• Exercise objective: Do not copy the pictures; transcribe all other material exactly.

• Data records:
[start]
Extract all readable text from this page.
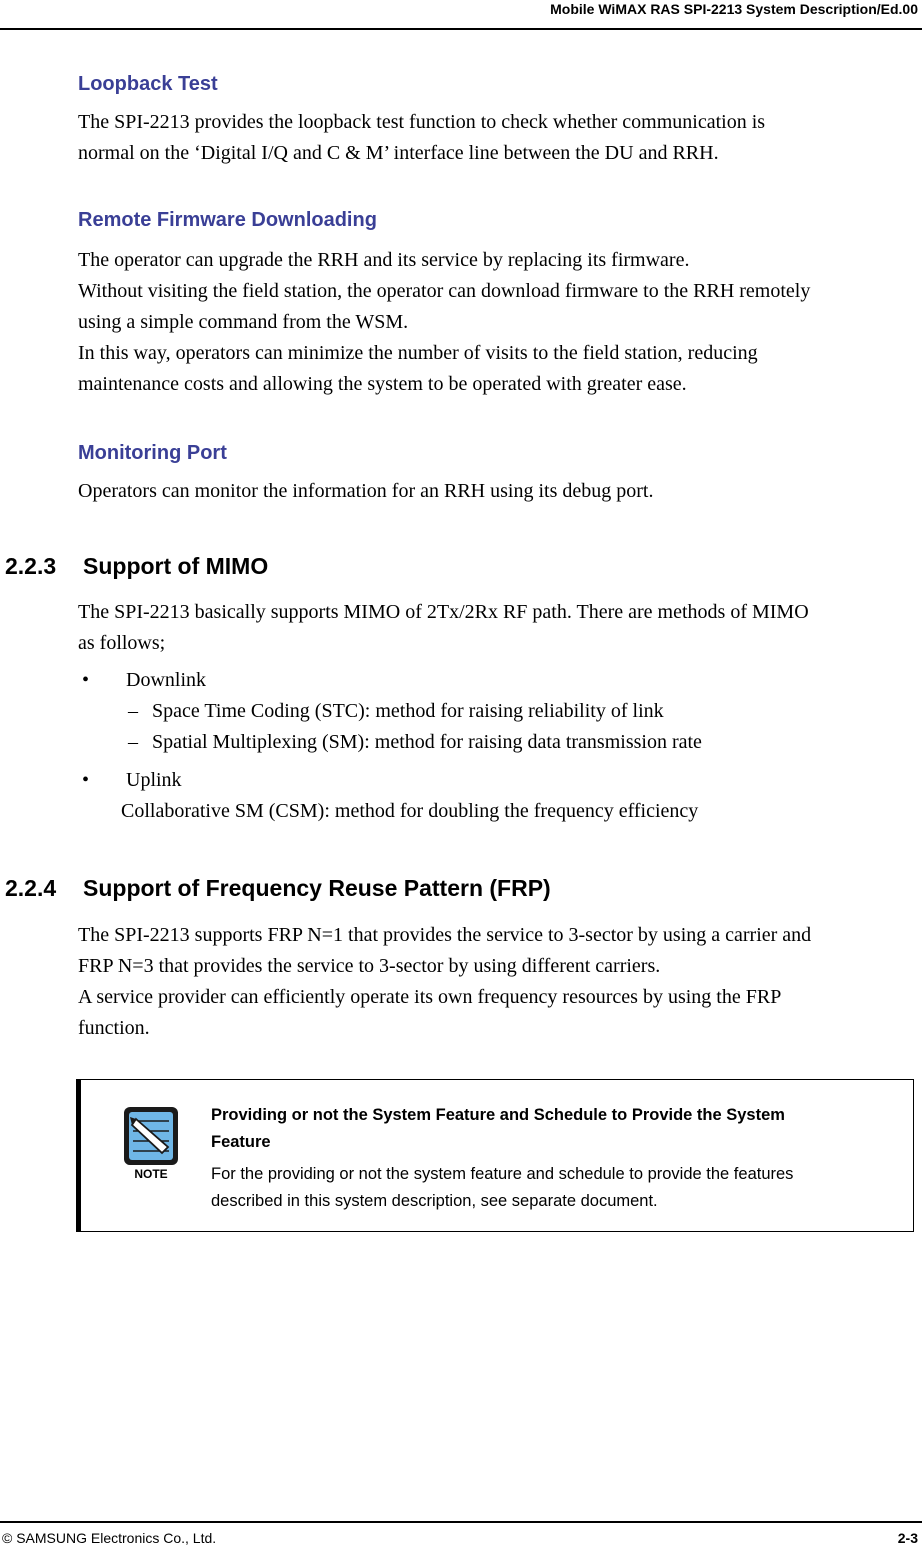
Mobile WiMAX RAS SPI-2213 System Description/Ed.00
Loopback Test

The SPI-2213 provides the loopback test function to check whether communication is

normal on the ‘Digital I/Q and C & M’ interface line between the DU and RRH.

Remote Firmware Downloading

The operator can upgrade the RRH and its service by replacing its firmware.

Without visiting the field station, the operator can download firmware to the RRH remotely

using a simple command from the WSM.

In this way, operators can minimize the number of visits to the field station, reducing

maintenance costs and allowing the system to be operated with greater ease.

Monitoring Port

Operators can monitor the information for an RRH using its debug port.

2.2.3 Support of MIMO

The SPI-2213 basically supports MIMO of 2Tx/2Rx RF path. There are methods of MIMO

as follows;

• Downlink
– Space Time Coding (STC): method for raising reliability of link
– Spatial Multiplexing (SM): method for raising data transmission rate
• Uplink
Collaborative SM (CSM): method for doubling the frequency efficiency
2.2.4 Support of Frequency Reuse Pattern (FRP)

The SPI-2213 supports FRP N=1 that provides the service to 3-sector by using a carrier and

FRP N=3 that provides the service to 3-sector by using different carriers.

A service provider can efficiently operate its own frequency resources by using the FRP

function.

NOTE
Providing or not the System Feature and Schedule to Provide the System
Feature
For the providing or not the system feature and schedule to provide the features
described in this system description, see separate document.
© SAMSUNG Electronics Co., Ltd.	2-3
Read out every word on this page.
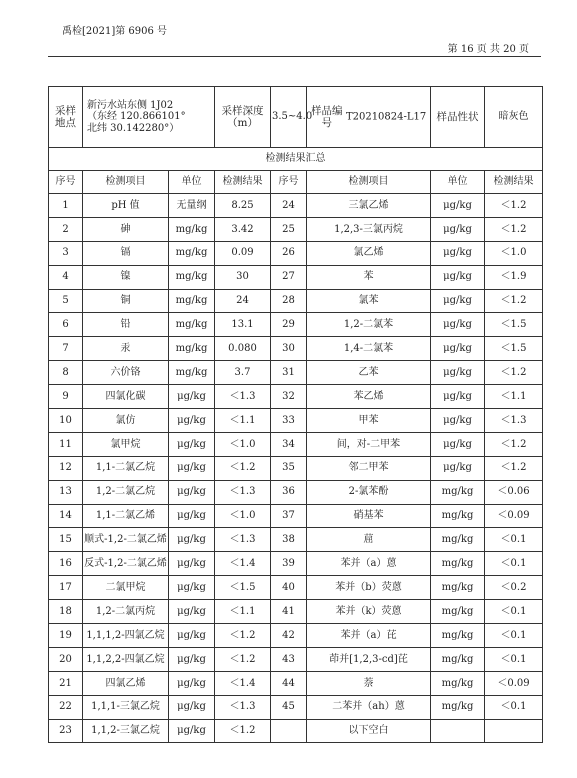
禹检[2021]第 6906 号
第 16 页 共 20 页
采样地点	新污水站东侧 1J02
（东经 120.866101°
北纬 30.142280°）		采样深度（m）	3.5~4.0	样品编号 T20210824-L17	样品性状	暗灰色
检测结果汇总							
序号	检测项目	单位	检测结果	序号	检测项目	单位	检测结果
1	pH 值	无量纲	8.25	24	三氯乙烯	μg/kg	＜1.2
2	砷	mg/kg	3.42	25	1,2,3-三氯丙烷	μg/kg	＜1.2
3	镉	mg/kg	0.09	26	氯乙烯	μg/kg	＜1.0
4	镍	mg/kg	30	27	苯	μg/kg	＜1.9
5	铜	mg/kg	24	28	氯苯	μg/kg	＜1.2
6	铅	mg/kg	13.1	29	1,2-二氯苯	μg/kg	＜1.5
7	汞	mg/kg	0.080	30	1,4-二氯苯	μg/kg	＜1.5
8	六价铬	mg/kg	3.7	31	乙苯	μg/kg	＜1.2
9	四氯化碳	μg/kg	＜1.3	32	苯乙烯	μg/kg	＜1.1
10	氯仿	μg/kg	＜1.1	33	甲苯	μg/kg	＜1.3
11	氯甲烷	μg/kg	＜1.0	34	间，对-二甲苯	μg/kg	＜1.2
12	1,1-二氯乙烷	μg/kg	＜1.2	35	邻二甲苯	μg/kg	＜1.2
13	1,2-二氯乙烷	μg/kg	＜1.3	36	2-氯苯酚	mg/kg	＜0.06
14	1,1-二氯乙烯	μg/kg	＜1.0	37	硝基苯	mg/kg	＜0.09
15	顺式-1,2-二氯乙烯	μg/kg	＜1.3	38	䓛	mg/kg	＜0.1
16	反式-1,2-二氯乙烯	μg/kg	＜1.4	39	苯并（a）蒽	mg/kg	＜0.1
17	二氯甲烷	μg/kg	＜1.5	40	苯并（b）荧蒽	mg/kg	＜0.2
18	1,2-二氯丙烷	μg/kg	＜1.1	41	苯并（k）荧蒽	mg/kg	＜0.1
19	1,1,1,2-四氯乙烷	μg/kg	＜1.2	42	苯并（a）芘	mg/kg	＜0.1
20	1,1,2,2-四氯乙烷	μg/kg	＜1.2	43	茚并[1,2,3-cd]芘	mg/kg	＜0.1
21	四氯乙烯	μg/kg	＜1.4	44	萘	mg/kg	＜0.09
22	1,1,1-三氯乙烷	μg/kg	＜1.3	45	二苯并（ah）蒽	mg/kg	＜0.1
23	1,1,2-三氯乙烷	μg/kg	＜1.2		以下空白		
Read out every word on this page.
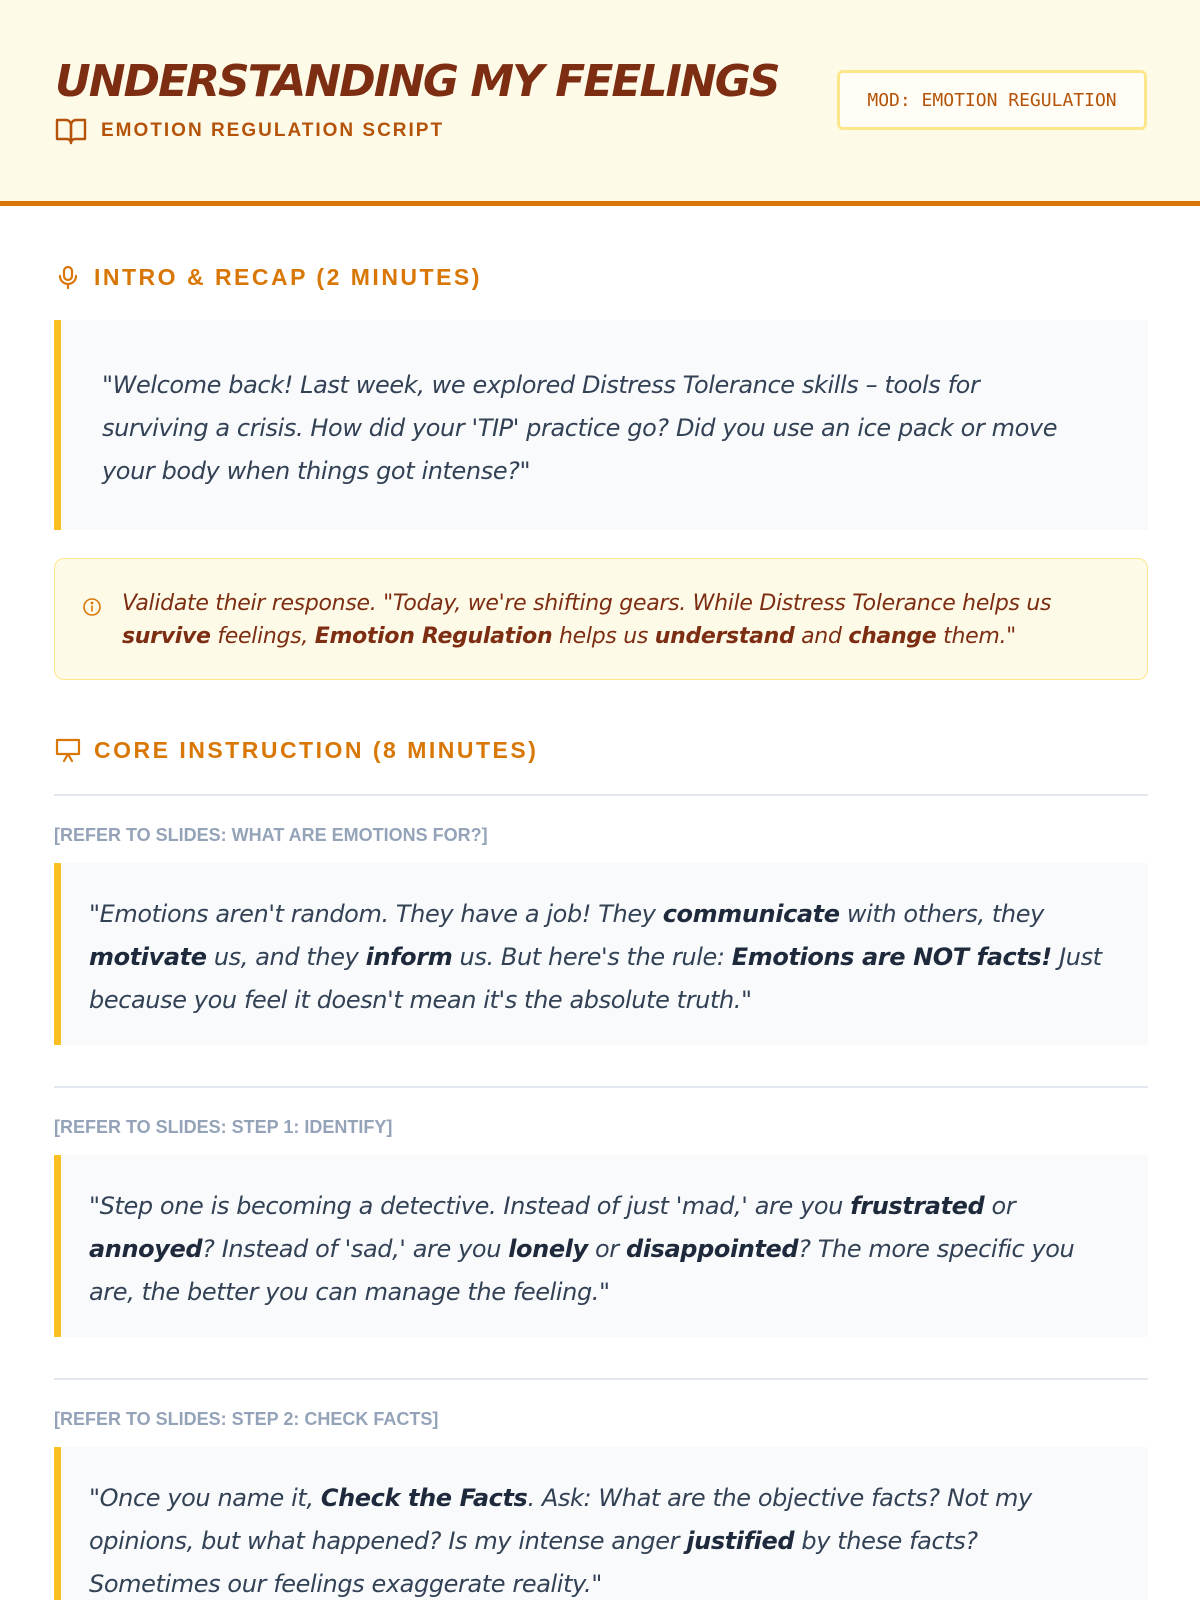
UNDERSTANDING MY FEELINGS
EMOTION REGULATION SCRIPT
MOD: EMOTION REGULATION
INTRO & RECAP (2 MINUTES)
"Welcome back! Last week, we explored Distress Tolerance skills – tools for surviving a crisis. How did your 'TIP' practice go? Did you use an ice pack or move your body when things got intense?"
Validate their response. "Today, we're shifting gears. While Distress Tolerance helps us survive feelings, Emotion Regulation helps us understand and change them."
CORE INSTRUCTION (8 MINUTES)
[REFER TO SLIDES: WHAT ARE EMOTIONS FOR?]
"Emotions aren't random. They have a job! They communicate with others, they motivate us, and they inform us. But here's the rule: Emotions are NOT facts! Just because you feel it doesn't mean it's the absolute truth."
[REFER TO SLIDES: STEP 1: IDENTIFY]
"Step one is becoming a detective. Instead of just 'mad,' are you frustrated or annoyed? Instead of 'sad,' are you lonely or disappointed? The more specific you are, the better you can manage the feeling."
[REFER TO SLIDES: STEP 2: CHECK FACTS]
"Once you name it, Check the Facts. Ask: What are the objective facts? Not my opinions, but what happened? Is my intense anger justified by these facts? Sometimes our feelings exaggerate reality."
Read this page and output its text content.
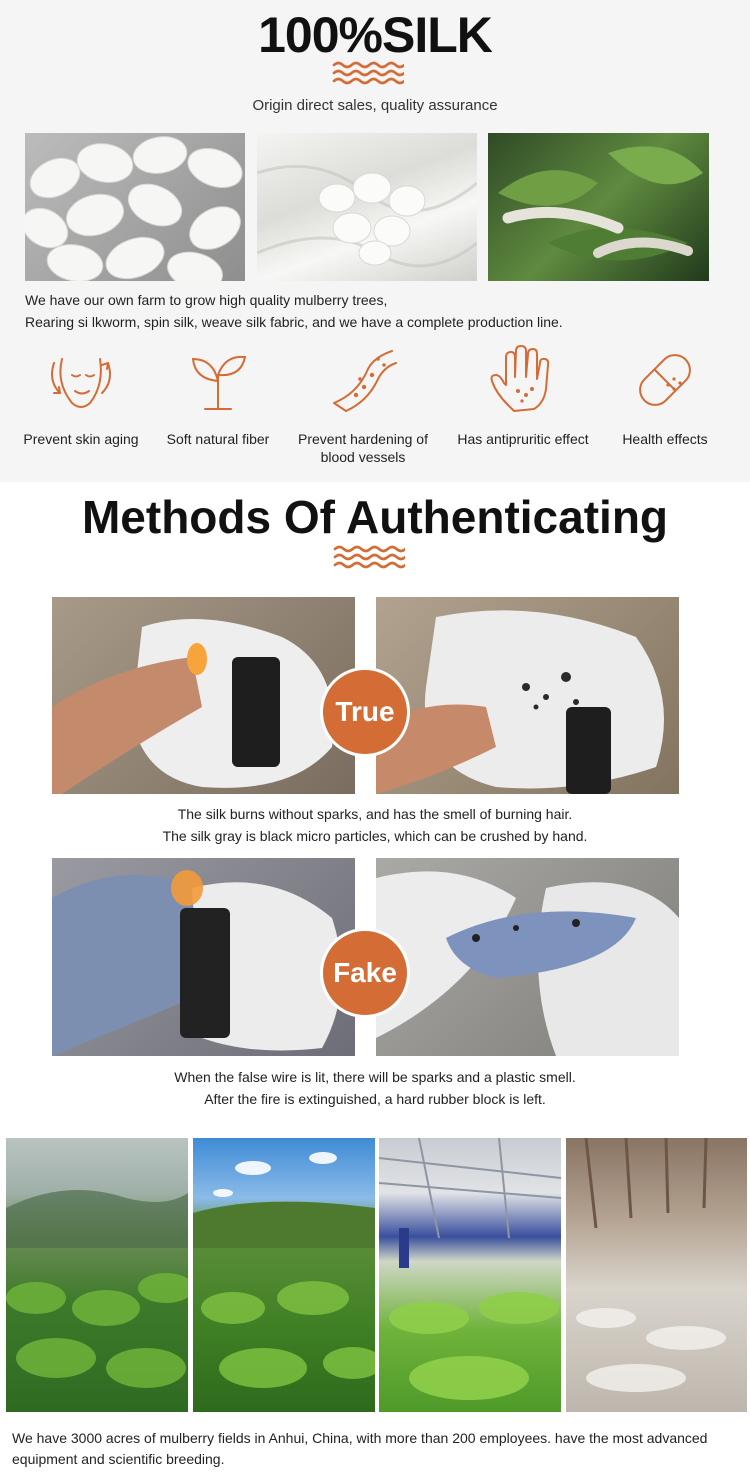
100%SILK
Origin direct sales, quality assurance
We have our own farm to grow high quality mulberry trees,
Rearing si lkworm, spin silk, weave silk fabric, and we have a complete production line.
Prevent skin aging	Soft natural fiber	Prevent hardening of blood vessels
Has antipruritic effect	Health effects
Methods Of Authenticating
True
The silk burns without sparks, and has the smell of burning hair.
The silk gray is black micro particles, which can be crushed by hand.
Fake
When the false wire is lit, there will be sparks and a plastic smell.
After the fire is extinguished, a hard rubber block is left.
We have 3000 acres of mulberry fields in Anhui, China, with more than 200 employees. have the most advanced equipment and scientific breeding.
[end]
• Exercise answer:
Extract all readable text from this page.
Mobile WiMAX RAS SPI-2213 System Description/Ed.00
Loopback Test

The SPI-2213 provides the loopback test function to check whether communication is

normal on the ‘Digital I/Q and C & M’ interface line between the DU and RRH.

Remote Firmware Downloading

The operator can upgrade the RRH and its service by replacing its firmware.

Without visiting the field station, the operator can download firmware to the RRH remotely

using a simple command from the WSM.

In this way, operators can minimize the number of visits to the field station, reducing

maintenance costs and allowing the system to be operated with greater ease.

Monitoring Port

Operators can monitor the information for an RRH using its debug port.

2.2.3 Support of MIMO

The SPI-2213 basically supports MIMO of 2Tx/2Rx RF path. There are methods of MIMO

as follows;

• Downlink
– Space Time Coding (STC): method for raising reliability of link
– Spatial Multiplexing (SM): method for raising data transmission rate
• Uplink
Collaborative SM (CSM): method for doubling the frequency efficiency
2.2.4 Support of Frequency Reuse Pattern (FRP)

The SPI-2213 supports FRP N=1 that provides the service to 3-sector by using a carrier and

FRP N=3 that provides the service to 3-sector by using different carriers.

A service provider can efficiently operate its own frequency resources by using the FRP

function.

NOTE
Providing or not the System Feature and Schedule to Provide the System
Feature
For the providing or not the system feature and schedule to provide the features
described in this system description, see separate document.
© SAMSUNG Electronics Co., Ltd.	2-3
Read out every word on this page.
禹检[2021]第 6906 号
第 16 页 共 20 页
采样地点	新污水站东侧 1J02
（东经 120.866101°
北纬 30.142280°）		采样深度（m）	3.5~4.0	样品编号 T20210824-L17	样品性状	暗灰色
检测结果汇总							
序号	检测项目	单位	检测结果	序号	检测项目	单位	检测结果
1	pH 值	无量纲	8.25	24	三氯乙烯	μg/kg	＜1.2
2	砷	mg/kg	3.42	25	1,2,3-三氯丙烷	μg/kg	＜1.2
3	镉	mg/kg	0.09	26	氯乙烯	μg/kg	＜1.0
4	镍	mg/kg	30	27	苯	μg/kg	＜1.9
5	铜	mg/kg	24	28	氯苯	μg/kg	＜1.2
6	铅	mg/kg	13.1	29	1,2-二氯苯	μg/kg	＜1.5
7	汞	mg/kg	0.080	30	1,4-二氯苯	μg/kg	＜1.5
8	六价铬	mg/kg	3.7	31	乙苯	μg/kg	＜1.2
9	四氯化碳	μg/kg	＜1.3	32	苯乙烯	μg/kg	＜1.1
10	氯仿	μg/kg	＜1.1	33	甲苯	μg/kg	＜1.3
11	氯甲烷	μg/kg	＜1.0	34	间，对-二甲苯	μg/kg	＜1.2
12	1,1-二氯乙烷	μg/kg	＜1.2	35	邻二甲苯	μg/kg	＜1.2
13	1,2-二氯乙烷	μg/kg	＜1.3	36	2-氯苯酚	mg/kg	＜0.06
14	1,1-二氯乙烯	μg/kg	＜1.0	37	硝基苯	mg/kg	＜0.09
15	顺式-1,2-二氯乙烯	μg/kg	＜1.3	38	䓛	mg/kg	＜0.1
16	反式-1,2-二氯乙烯	μg/kg	＜1.4	39	苯并（a）蒽	mg/kg	＜0.1
17	二氯甲烷	μg/kg	＜1.5	40	苯并（b）荧蒽	mg/kg	＜0.2
18	1,2-二氯丙烷	μg/kg	＜1.1	41	苯并（k）荧蒽	mg/kg	＜0.1
19	1,1,1,2-四氯乙烷	μg/kg	＜1.2	42	苯并（a）芘	mg/kg	＜0.1
20	1,1,2,2-四氯乙烷	μg/kg	＜1.2	43	茚并[1,2,3-cd]芘	mg/kg	＜0.1
21	四氯乙烯	μg/kg	＜1.4	44	萘	mg/kg	＜0.09
22	1,1,1-三氯乙烷	μg/kg	＜1.3	45	二苯并（ah）蒽	mg/kg	＜0.1
23	1,1,2-三氯乙烷	μg/kg	＜1.2		以下空白		
Read out every word on this page.
UNDERSTANDING MY FEELINGS
EMOTION REGULATION SCRIPT
MOD: EMOTION REGULATION
INTRO & RECAP (2 MINUTES)
"Welcome back! Last week, we explored Distress Tolerance skills – tools for surviving a crisis. How did your 'TIP' practice go? Did you use an ice pack or move your body when things got intense?"
Validate their response. "Today, we're shifting gears. While Distress Tolerance helps us survive feelings, Emotion Regulation helps us understand and change them."
CORE INSTRUCTION (8 MINUTES)
[REFER TO SLIDES: WHAT ARE EMOTIONS FOR?]
"Emotions aren't random. They have a job! They communicate with others, they motivate us, and they inform us. But here's the rule: Emotions are NOT facts! Just because you feel it doesn't mean it's the absolute truth."
[REFER TO SLIDES: STEP 1: IDENTIFY]
"Step one is becoming a detective. Instead of just 'mad,' are you frustrated or annoyed? Instead of 'sad,' are you lonely or disappointed? The more specific you are, the better you can manage the feeling."
[REFER TO SLIDES: STEP 2: CHECK FACTS]
"Once you name it, Check the Facts. Ask: What are the objective facts? Not my opinions, but what happened? Is my intense anger justified by these facts? Sometimes our feelings exaggerate reality."
Read this page and output its text content.
100%SILK
Origin direct sales, quality assurance
We have our own farm to grow high quality mulberry trees,
Rearing si lkworm, spin silk, weave silk fabric, and we have a complete production line.
Prevent skin aging	Soft natural fiber	Prevent hardening of blood vessels
Has antipruritic effect	Health effects
Methods Of Authenticating
True
The silk burns without sparks, and has the smell of burning hair.
The silk gray is black micro particles, which can be crushed by hand.
Fake
When the false wire is lit, there will be sparks and a plastic smell.
After the fire is extinguished, a hard rubber block is left.
We have 3000 acres of mulberry fields in Anhui, China, with more than 200 employees. have the most advanced equipment and scientific breeding.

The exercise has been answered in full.